What you are asked to do ▸ Wherever "zeigen" appears in a line, list that line.

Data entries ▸

** start **

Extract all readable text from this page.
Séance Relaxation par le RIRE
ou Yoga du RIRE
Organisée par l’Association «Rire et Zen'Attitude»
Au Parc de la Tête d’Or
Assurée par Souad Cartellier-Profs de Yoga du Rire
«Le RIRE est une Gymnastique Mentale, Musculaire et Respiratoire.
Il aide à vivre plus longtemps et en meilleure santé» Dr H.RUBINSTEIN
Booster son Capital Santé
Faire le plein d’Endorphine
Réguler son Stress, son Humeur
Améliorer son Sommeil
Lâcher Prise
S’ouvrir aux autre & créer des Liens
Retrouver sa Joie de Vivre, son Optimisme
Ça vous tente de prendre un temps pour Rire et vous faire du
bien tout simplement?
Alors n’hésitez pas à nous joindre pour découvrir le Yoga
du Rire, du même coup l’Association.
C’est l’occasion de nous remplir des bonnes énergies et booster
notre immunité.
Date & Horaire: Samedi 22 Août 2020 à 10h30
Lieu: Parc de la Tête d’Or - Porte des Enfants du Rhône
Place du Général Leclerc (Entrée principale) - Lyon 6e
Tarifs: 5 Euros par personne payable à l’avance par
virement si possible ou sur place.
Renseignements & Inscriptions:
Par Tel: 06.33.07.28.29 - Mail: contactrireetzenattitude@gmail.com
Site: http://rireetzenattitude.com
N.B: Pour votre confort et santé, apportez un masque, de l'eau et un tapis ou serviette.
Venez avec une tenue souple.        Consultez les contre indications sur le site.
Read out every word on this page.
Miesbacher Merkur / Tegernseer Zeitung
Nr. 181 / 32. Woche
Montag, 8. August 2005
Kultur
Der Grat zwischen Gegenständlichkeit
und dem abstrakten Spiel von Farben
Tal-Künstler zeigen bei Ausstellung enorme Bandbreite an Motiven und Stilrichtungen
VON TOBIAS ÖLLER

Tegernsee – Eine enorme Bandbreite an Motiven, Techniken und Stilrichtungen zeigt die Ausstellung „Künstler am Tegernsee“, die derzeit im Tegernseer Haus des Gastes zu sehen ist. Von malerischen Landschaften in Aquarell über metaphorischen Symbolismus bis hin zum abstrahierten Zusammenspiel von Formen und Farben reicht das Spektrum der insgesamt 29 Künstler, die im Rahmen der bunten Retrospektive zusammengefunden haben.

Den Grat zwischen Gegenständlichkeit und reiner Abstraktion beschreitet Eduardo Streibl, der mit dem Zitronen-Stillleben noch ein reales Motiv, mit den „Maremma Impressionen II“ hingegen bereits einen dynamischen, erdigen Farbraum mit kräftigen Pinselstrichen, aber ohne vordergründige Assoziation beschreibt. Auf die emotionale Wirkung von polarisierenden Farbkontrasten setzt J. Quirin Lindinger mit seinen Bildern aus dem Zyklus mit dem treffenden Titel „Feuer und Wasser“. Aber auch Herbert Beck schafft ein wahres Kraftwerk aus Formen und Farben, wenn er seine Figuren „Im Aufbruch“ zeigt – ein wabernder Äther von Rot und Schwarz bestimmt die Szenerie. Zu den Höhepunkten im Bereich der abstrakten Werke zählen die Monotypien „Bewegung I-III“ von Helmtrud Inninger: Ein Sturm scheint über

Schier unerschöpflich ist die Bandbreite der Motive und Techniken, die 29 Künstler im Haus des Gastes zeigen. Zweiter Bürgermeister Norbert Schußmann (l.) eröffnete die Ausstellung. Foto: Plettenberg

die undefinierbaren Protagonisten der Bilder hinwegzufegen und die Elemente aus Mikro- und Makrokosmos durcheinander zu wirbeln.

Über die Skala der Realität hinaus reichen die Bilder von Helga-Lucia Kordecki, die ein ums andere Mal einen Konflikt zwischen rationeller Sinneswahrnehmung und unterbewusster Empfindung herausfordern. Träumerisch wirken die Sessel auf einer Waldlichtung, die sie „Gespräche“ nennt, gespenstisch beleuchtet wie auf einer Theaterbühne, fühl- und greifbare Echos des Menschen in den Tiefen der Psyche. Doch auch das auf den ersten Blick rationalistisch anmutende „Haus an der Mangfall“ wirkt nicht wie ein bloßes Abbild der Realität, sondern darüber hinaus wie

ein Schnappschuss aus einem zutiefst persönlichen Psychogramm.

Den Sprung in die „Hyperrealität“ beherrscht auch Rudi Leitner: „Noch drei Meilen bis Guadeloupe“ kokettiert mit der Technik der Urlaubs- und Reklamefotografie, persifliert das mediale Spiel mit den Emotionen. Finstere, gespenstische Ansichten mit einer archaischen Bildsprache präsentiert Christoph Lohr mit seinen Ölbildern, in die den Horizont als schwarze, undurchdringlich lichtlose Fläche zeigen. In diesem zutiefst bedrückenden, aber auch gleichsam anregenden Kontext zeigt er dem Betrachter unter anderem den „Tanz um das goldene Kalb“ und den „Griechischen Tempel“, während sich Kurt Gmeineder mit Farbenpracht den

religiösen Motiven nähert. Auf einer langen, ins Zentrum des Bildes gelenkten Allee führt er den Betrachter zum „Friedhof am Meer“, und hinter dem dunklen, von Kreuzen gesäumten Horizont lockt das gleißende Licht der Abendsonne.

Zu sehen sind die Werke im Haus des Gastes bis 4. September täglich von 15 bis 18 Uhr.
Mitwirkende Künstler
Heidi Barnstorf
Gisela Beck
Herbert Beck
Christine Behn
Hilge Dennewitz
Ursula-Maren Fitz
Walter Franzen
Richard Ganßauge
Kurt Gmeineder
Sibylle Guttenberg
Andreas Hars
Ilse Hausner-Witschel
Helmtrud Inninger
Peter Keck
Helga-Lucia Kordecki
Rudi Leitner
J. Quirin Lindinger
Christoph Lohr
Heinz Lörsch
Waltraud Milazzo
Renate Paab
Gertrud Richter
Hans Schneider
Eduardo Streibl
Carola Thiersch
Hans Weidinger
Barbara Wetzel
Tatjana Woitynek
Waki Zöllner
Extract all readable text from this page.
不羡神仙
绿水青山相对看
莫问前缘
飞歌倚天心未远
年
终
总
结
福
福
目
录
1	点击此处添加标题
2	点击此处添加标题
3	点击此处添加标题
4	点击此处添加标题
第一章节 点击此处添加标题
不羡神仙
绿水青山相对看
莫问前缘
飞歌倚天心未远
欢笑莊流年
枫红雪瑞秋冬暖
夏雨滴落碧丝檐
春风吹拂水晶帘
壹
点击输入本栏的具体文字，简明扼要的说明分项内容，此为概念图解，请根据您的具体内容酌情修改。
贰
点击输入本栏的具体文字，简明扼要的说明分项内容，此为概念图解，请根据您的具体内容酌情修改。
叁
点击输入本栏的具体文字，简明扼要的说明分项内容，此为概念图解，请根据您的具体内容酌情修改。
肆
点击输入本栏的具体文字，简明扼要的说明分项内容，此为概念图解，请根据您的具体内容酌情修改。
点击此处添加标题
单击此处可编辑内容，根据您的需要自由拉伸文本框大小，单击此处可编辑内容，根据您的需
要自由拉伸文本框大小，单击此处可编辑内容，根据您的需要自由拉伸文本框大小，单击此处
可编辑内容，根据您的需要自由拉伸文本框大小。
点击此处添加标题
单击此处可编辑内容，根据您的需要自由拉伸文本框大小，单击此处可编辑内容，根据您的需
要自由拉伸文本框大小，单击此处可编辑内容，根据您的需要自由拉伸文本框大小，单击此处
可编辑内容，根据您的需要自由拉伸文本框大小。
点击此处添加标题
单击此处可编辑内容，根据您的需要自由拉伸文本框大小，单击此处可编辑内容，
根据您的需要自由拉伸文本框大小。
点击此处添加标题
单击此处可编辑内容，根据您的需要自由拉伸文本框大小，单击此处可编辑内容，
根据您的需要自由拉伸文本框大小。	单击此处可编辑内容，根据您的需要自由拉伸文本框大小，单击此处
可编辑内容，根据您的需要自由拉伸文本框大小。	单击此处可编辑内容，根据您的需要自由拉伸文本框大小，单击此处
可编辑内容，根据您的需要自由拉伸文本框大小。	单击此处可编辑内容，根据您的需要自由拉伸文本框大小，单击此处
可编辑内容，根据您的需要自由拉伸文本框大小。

** end **

Correct answer ▸
Tal-Künstler zeigen bei Ausstellung enorme Bandbreite an Motiven und Stilrichtungen
Schier unerschöpflich ist die Bandbreite der Motive und Techniken, die 29 Künstler im Haus des Gastes zeigen. Zweiter Bürgermeister Norbert Schußmann (l.) eröffnete die Ausstellung. Foto: Plettenberg
Den Sprung in die „Hyperrealität“ beherrscht auch Rudi Leitner: „Noch drei Meilen bis Guadeloupe“ kokettiert mit der Technik der Urlaubs- und Reklamefotografie, persifliert das mediale Spiel mit den Emotionen. Finstere, gespenstische Ansichten mit einer archaischen Bildsprache präsentiert Christoph Lohr mit seinen Ölbildern, in die den Horizont als schwarze, undurchdringlich lichtlose Fläche zeigen. In diesem zutiefst bedrückenden, aber auch gleichsam anregenden Kontext zeigt er dem Betrachter unter anderem den „Tanz um das goldene Kalb“ und den „Griechischen Tempel“, während sich Kurt Gmeineder mit Farbenpracht den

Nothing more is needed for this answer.